● SET TASK
Output every line of the material below as a JSON array of strings, one string per line, omitting blank lines and the pictures.

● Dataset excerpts
________________

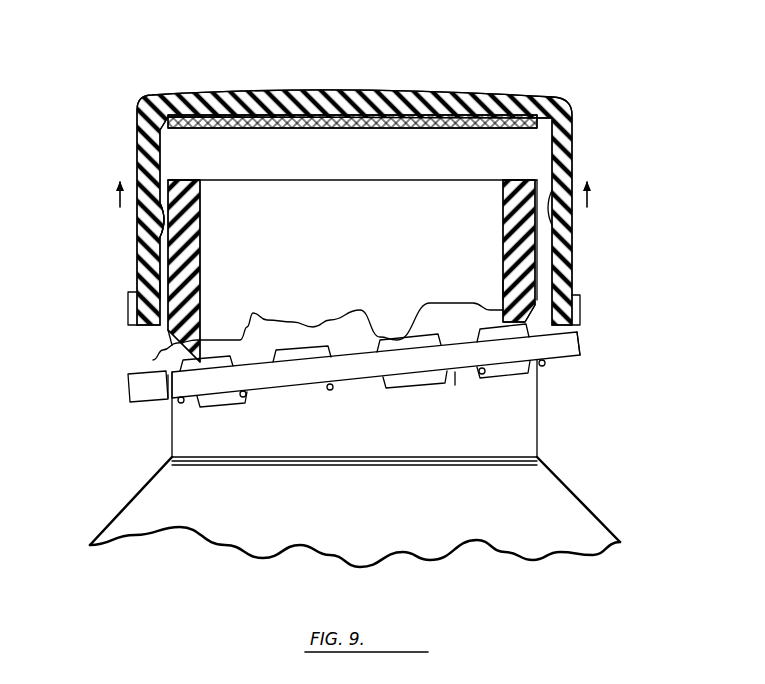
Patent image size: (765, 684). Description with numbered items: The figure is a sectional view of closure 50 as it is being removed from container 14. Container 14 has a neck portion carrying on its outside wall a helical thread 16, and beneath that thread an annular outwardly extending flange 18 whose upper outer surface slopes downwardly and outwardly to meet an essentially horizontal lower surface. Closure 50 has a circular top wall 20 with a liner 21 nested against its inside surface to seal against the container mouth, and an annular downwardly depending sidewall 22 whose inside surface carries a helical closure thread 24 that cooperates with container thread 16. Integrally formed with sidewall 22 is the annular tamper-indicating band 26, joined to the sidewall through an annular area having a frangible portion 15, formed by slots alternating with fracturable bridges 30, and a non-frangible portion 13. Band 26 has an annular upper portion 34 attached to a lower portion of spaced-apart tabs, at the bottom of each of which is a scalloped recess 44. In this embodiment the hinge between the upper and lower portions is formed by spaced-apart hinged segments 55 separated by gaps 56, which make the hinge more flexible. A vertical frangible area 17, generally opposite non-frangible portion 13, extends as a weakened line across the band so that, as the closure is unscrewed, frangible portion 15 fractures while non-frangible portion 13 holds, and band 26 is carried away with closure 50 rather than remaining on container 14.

The non-frangible portion 13 is at (580, 340).
The container 14 is at (533, 510).
The frangible portion 15 is at (512, 287).
The helical thread 16 is at (163, 292).
The vertical frangible area 17 is at (158, 380).
The annular outwardly extending flange 18 is at (167, 360).
The circular top wall 20 is at (367, 100).
The liner 21 is at (348, 130).
The annular downwardly depending sidewall 22 is at (556, 273).
The helical closure thread 24 is at (163, 224).
The annular tamper-indicating band 26 is at (125, 388).
The fracturable bridges 30 is at (162, 327).
The annular upper portion 34 is at (260, 373).
The scalloped recess 44 is at (247, 335).
The closure 50 is at (596, 66).
The hinged segments 55 is at (158, 403).
The gaps 56 is at (462, 372).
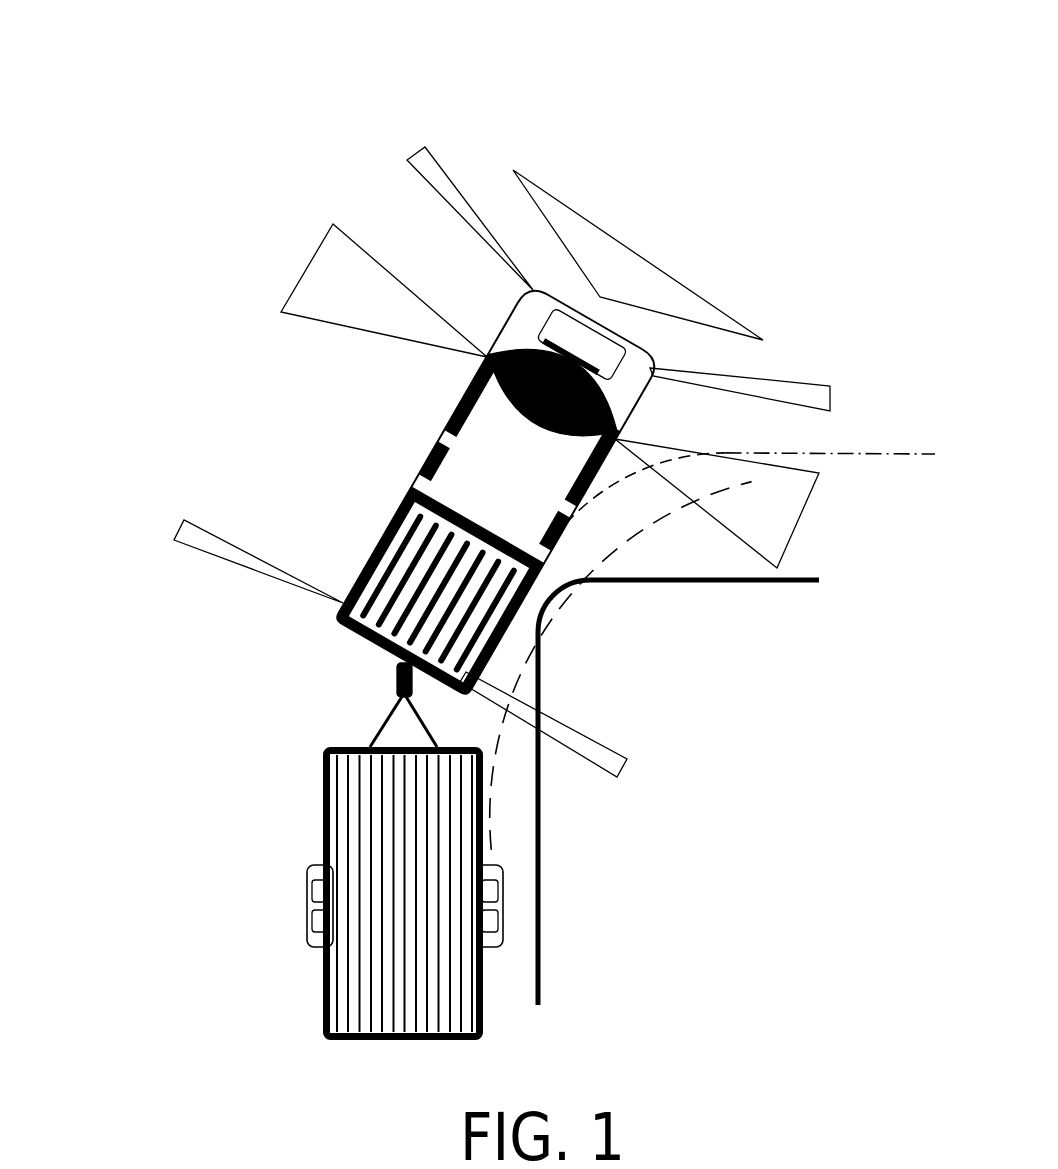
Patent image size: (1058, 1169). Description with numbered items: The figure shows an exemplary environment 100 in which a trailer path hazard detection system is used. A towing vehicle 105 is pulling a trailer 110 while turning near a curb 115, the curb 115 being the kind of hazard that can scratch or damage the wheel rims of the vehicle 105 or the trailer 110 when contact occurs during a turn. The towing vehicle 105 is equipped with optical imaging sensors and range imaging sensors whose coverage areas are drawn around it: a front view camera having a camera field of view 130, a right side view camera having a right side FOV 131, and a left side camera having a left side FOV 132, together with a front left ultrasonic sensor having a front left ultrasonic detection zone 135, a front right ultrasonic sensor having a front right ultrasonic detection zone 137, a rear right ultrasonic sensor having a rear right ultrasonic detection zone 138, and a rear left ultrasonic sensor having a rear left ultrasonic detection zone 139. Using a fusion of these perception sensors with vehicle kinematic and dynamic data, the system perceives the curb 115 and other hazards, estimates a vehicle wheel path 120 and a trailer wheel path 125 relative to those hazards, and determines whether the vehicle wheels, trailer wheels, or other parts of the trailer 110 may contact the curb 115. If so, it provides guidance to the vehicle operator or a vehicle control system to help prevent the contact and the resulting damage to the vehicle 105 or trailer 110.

The environment 100 is at (602, 37).
The towing vehicle 105 is at (373, 451).
The trailer 110 is at (296, 906).
The curb 115 is at (554, 827).
The vehicle wheel path 120 is at (933, 437).
The trailer wheel path 125 is at (515, 776).
The camera field of view 130 is at (699, 282).
The right side FOV 131 is at (818, 527).
The left side FOV 132 is at (299, 259).
The front left ultrasonic detection zone 135 is at (462, 149).
The front right ultrasonic detection zone 137 is at (796, 356).
The rear right ultrasonic detection zone 138 is at (622, 738).
The rear left ultrasonic detection zone 139 is at (150, 514).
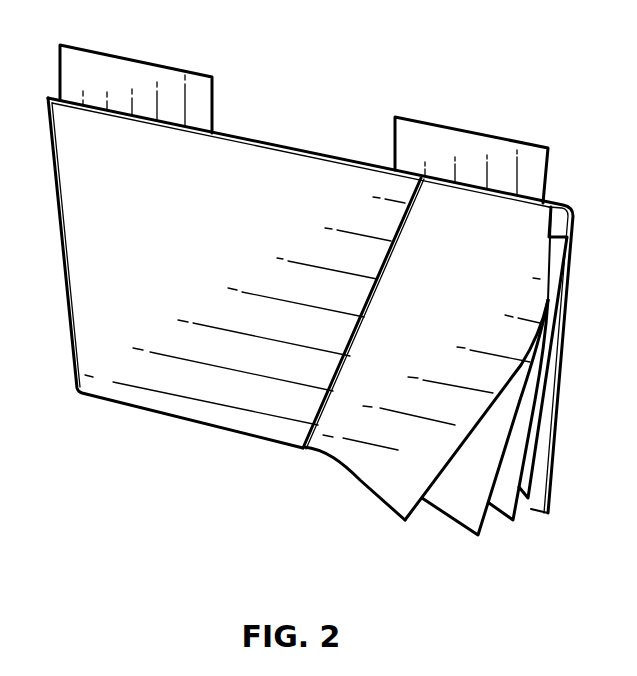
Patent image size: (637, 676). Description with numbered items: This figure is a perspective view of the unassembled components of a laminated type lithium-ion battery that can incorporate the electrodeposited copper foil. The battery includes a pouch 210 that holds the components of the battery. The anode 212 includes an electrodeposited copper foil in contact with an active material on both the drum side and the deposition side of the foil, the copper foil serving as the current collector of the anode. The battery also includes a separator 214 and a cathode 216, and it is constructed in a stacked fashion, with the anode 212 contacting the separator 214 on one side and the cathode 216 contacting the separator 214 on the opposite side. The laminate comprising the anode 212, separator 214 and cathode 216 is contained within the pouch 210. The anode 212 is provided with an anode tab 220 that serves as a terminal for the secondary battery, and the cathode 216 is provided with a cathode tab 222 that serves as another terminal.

The pouch 210 is at (116, 377).
The anode 212 is at (380, 458).
The separator 214 is at (467, 510).
The cathode 216 is at (507, 510).
The anode tab 220 is at (148, 78).
The cathode tab 222 is at (470, 150).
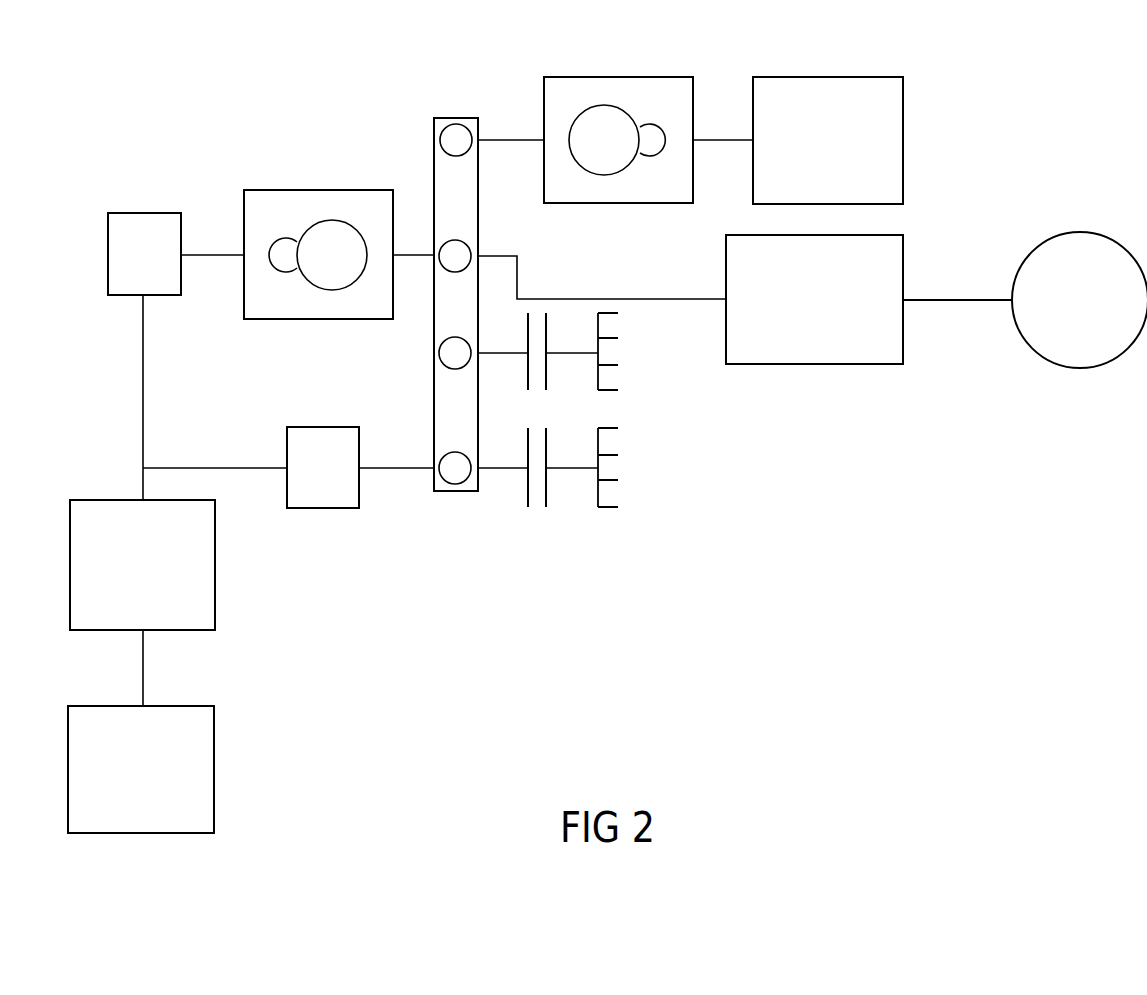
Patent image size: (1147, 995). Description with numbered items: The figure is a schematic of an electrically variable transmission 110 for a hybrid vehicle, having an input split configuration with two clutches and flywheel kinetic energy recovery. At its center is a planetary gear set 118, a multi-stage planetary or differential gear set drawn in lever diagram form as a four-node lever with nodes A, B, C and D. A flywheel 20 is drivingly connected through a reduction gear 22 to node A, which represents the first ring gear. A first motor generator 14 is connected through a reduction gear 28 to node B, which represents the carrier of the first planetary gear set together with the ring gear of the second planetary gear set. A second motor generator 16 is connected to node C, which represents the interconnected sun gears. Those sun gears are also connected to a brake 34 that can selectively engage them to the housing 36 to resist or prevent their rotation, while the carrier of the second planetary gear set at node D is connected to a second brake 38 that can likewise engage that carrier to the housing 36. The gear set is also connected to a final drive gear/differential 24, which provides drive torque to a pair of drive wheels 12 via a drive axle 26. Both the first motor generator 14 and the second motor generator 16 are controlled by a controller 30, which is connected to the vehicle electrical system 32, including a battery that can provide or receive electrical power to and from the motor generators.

________________

● FINISHED ANSWER
[
  "Patent image size: (765, 684). Description with numbered items: The figure is a sectional view of closure 50 as it is being removed from container 14. Container 14 has a neck portion carrying on its outside wall a helical thread 16, and beneath that thread an annular outwardly extending flange 18 whose upper outer surface slopes downwardly and outwardly to meet an essentially horizontal lower surface. Closure 50 has a circular top wall 20 with a liner 21 nested against its inside surface to seal against the container mouth, and an annular downwardly depending sidewall 22 whose inside surface carries a helical closure thread 24 that cooperates with container thread 16. Integrally formed with sidewall 22 is the annular tamper-indicating band 26, joined to the sidewall through an annular area having a frangible portion 15, formed by slots alternating with fracturable bridges 30, and a non-frangible portion 13. Band 26 has an annular upper portion 34 attached to a lower portion of spaced-apart tabs, at the bottom of each of which is a scalloped recess 44. In this embodiment the hinge between the upper and lower portions is formed by spaced-apart hinged segments 55 separated by gaps 56, which make the hinge more flexible. A vertical frangible area 17, generally opposite non-frangible portion 13, extends as a weakened line across the band so that, as the closure is unscrewed, frangible portion 15 fractures while non-frangible portion 13 holds, and band 26 is carried away with closure 50 rather than remaining on container 14.",
  "The non-frangible portion 13 is at (580, 340).",
  "The container 14 is at (533, 510).",
  "The frangible portion 15 is at (512, 287).",
  "The helical thread 16 is at (163, 292).",
  "The vertical frangible area 17 is at (158, 380).",
  "The annular outwardly extending flange 18 is at (167, 360).",
  "The circular top wall 20 is at (367, 100).",
  "The liner 21 is at (348, 130).",
  "The annular downwardly depending sidewall 22 is at (556, 273).",
  "The helical closure thread 24 is at (163, 224).",
  "The annular tamper-indicating band 26 is at (125, 388).",
  "The fracturable bridges 30 is at (162, 327).",
  "The annular upper portion 34 is at (260, 373).",
  "The scalloped recess 44 is at (247, 335).",
  "The closure 50 is at (596, 66).",
  "The hinged segments 55 is at (158, 403).",
  "The gaps 56 is at (462, 372).",
  "Patent image size: (1058, 1169). Description with numbered items: The figure shows an exemplary environment 100 in which a trailer path hazard detection system is used. A towing vehicle 105 is pulling a trailer 110 while turning near a curb 115, the curb 115 being the kind of hazard that can scratch or damage the wheel rims of the vehicle 105 or the trailer 110 when contact occurs during a turn. The towing vehicle 105 is equipped with optical imaging sensors and range imaging sensors whose coverage areas are drawn around it: a front view camera having a camera field of view 130, a right side view camera having a right side FOV 131, and a left side camera having a left side FOV 132, together with a front left ultrasonic sensor having a front left ultrasonic detection zone 135, a front right ultrasonic sensor having a front right ultrasonic detection zone 137, a rear right ultrasonic sensor having a rear right ultrasonic detection zone 138, and a rear left ultrasonic sensor having a rear left ultrasonic detection zone 139. Using a fusion of these perception sensors with vehicle kinematic and dynamic data, the system perceives the curb 115 and other hazards, estimates a vehicle wheel path 120 and a trailer wheel path 125 relative to those hazards, and determines whether the vehicle wheels, trailer wheels, or other parts of the trailer 110 may contact the curb 115. If so, it provides guidance to the vehicle operator or a vehicle control system to help prevent the contact and the resulting damage to the vehicle 105 or trailer 110.",
  "The environment 100 is at (602, 37).",
  "The towing vehicle 105 is at (373, 451).",
  "The trailer 110 is at (296, 906).",
  "The curb 115 is at (554, 827).",
  "The vehicle wheel path 120 is at (933, 437).",
  "The trailer wheel path 125 is at (515, 776).",
  "The camera field of view 130 is at (699, 282).",
  "The right side FOV 131 is at (818, 527).",
  "The left side FOV 132 is at (299, 259).",
  "The front left ultrasonic detection zone 135 is at (462, 149).",
  "The front right ultrasonic detection zone 137 is at (796, 356).",
  "The rear right ultrasonic detection zone 138 is at (622, 738).",
  "The rear left ultrasonic detection zone 139 is at (150, 514).",
  "Patent image size: (637, 676). Description with numbered items: This figure is a perspective view of the unassembled components of a laminated type lithium-ion battery that can incorporate the electrodeposited copper foil. The battery includes a pouch 210 that holds the components of the battery. The anode 212 includes an electrodeposited copper foil in contact with an active material on both the drum side and the deposition side of the foil, the copper foil serving as the current collector of the anode. The battery also includes a separator 214 and a cathode 216, and it is constructed in a stacked fashion, with the anode 212 contacting the separator 214 on one side and the cathode 216 contacting the separator 214 on the opposite side. The laminate comprising the anode 212, separator 214 and cathode 216 is contained within the pouch 210. The anode 212 is provided with an anode tab 220 that serves as a terminal for the secondary battery, and the cathode 216 is provided with a cathode tab 222 that serves as another terminal.",
  "The pouch 210 is at (116, 377).",
  "The anode 212 is at (380, 458).",
  "The separator 214 is at (467, 510).",
  "The cathode 216 is at (507, 510).",
  "The anode tab 220 is at (148, 78).",
  "The cathode tab 222 is at (470, 150).",
  "Patent image size: (1147, 995). Description with numbered items: The figure is a schematic of an electrically variable transmission 110 for a hybrid vehicle, having an input split configuration with two clutches and flywheel kinetic energy recovery. At its center is a planetary gear set 118, a multi-stage planetary or differential gear set drawn in lever diagram form as a four-node lever with nodes A, B, C and D. A flywheel 20 is drivingly connected through a reduction gear 22 to node A, which represents the first ring gear. A first motor generator 14 is connected through a reduction gear 28 to node B, which represents the carrier of the first planetary gear set together with the ring gear of the second planetary gear set. A second motor generator 16 is connected to node C, which represents the interconnected sun gears. Those sun gears are also connected to a brake 34 that can selectively engage them to the housing 36 to resist or prevent their rotation, while the carrier of the second planetary gear set at node D is connected to a second brake 38 that can likewise engage that carrier to the housing 36. The gear set is also connected to a final drive gear/differential 24, which provides drive torque to a pair of drive wheels 12 via a drive axle 26. Both the first motor generator 14 and the second motor generator 16 are controlled by a controller 30, which is connected to the vehicle electrical system 32, including a battery that can provide or receive electrical power to and from the motor generators."
]